**Problem requirements**
What is the count of lines that hold the word "Martin"? Give only the number.

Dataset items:
-- Start --

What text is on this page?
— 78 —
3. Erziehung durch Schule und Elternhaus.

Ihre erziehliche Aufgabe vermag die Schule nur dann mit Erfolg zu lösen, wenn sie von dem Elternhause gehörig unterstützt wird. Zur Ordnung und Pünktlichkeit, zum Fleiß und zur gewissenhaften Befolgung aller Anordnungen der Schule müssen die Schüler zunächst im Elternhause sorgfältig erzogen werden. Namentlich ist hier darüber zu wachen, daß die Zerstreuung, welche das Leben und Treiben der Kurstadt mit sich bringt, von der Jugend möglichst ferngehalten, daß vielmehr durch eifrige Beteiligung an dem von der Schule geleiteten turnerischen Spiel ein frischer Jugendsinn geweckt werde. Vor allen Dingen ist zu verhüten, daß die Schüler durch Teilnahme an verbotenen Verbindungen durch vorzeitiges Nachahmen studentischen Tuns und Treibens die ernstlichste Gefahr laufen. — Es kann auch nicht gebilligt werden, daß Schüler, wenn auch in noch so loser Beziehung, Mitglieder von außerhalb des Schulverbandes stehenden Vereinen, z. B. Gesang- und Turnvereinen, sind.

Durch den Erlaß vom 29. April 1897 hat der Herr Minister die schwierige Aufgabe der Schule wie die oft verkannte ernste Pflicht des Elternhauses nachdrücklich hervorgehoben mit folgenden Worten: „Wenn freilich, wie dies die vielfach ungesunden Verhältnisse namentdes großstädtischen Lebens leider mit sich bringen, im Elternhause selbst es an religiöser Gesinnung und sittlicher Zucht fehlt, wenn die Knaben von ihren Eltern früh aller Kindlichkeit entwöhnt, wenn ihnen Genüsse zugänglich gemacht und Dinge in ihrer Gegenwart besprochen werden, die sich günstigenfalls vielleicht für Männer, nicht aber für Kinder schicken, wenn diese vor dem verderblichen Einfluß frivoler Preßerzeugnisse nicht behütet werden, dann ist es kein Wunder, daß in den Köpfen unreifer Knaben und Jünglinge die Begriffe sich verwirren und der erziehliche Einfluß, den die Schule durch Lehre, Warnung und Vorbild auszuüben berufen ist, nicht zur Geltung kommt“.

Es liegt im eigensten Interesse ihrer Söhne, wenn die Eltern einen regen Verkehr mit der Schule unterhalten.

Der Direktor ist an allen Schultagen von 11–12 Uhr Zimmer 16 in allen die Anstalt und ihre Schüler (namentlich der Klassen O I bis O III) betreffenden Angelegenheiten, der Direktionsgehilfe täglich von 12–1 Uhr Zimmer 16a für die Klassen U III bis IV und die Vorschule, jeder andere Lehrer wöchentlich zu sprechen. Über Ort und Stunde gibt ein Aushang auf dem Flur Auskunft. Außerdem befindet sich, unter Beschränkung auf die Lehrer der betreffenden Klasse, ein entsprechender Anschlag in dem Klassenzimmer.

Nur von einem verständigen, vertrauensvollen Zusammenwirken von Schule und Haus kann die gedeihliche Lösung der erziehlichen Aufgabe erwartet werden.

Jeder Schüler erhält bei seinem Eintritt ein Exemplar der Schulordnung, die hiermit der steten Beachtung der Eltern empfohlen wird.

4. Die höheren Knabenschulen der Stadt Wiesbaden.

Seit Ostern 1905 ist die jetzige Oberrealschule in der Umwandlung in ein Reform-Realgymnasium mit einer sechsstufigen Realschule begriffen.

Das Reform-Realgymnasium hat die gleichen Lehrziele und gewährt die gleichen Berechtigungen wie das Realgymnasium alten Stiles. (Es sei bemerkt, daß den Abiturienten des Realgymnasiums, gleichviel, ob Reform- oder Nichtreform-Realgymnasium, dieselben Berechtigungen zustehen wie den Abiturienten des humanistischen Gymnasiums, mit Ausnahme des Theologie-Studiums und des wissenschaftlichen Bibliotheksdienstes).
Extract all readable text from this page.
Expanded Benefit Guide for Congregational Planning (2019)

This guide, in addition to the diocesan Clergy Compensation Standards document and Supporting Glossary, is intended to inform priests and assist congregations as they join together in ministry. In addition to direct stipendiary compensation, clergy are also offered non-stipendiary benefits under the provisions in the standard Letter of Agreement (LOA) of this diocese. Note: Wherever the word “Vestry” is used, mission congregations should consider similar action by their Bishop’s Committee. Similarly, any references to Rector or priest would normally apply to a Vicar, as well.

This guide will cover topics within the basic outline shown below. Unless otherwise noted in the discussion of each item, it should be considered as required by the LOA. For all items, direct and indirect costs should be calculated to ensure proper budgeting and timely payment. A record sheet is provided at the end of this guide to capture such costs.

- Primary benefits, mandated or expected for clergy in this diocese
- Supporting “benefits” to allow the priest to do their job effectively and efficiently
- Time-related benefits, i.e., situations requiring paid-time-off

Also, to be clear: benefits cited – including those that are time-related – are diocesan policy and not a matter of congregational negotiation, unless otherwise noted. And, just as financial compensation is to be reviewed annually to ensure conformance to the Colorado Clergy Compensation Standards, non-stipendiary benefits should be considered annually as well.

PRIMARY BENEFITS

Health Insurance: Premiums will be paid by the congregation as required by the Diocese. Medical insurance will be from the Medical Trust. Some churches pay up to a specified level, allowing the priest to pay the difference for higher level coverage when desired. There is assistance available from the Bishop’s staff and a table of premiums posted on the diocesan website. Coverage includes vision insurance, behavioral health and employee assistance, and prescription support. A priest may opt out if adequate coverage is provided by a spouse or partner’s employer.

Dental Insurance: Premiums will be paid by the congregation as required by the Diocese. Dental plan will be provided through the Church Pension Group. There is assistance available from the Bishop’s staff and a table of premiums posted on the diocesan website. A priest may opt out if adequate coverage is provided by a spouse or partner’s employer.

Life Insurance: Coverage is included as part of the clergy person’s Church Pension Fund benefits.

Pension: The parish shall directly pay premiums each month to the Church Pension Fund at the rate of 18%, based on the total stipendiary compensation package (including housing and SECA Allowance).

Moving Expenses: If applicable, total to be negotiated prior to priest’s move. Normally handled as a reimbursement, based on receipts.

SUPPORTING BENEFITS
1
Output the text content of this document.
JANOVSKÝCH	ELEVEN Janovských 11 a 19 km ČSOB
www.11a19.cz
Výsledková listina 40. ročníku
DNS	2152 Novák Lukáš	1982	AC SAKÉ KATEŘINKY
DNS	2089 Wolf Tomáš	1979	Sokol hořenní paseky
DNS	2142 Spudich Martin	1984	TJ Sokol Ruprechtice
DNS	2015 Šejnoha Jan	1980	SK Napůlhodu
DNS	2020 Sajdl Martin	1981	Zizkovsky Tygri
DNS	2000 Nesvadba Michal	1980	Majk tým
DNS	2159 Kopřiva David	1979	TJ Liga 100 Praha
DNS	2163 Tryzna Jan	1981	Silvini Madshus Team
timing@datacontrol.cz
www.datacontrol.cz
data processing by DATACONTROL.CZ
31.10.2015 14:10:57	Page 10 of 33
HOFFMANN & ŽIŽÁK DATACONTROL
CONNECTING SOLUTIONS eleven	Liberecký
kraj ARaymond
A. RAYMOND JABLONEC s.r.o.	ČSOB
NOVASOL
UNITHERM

-- End --

**Solution to this exercise**
2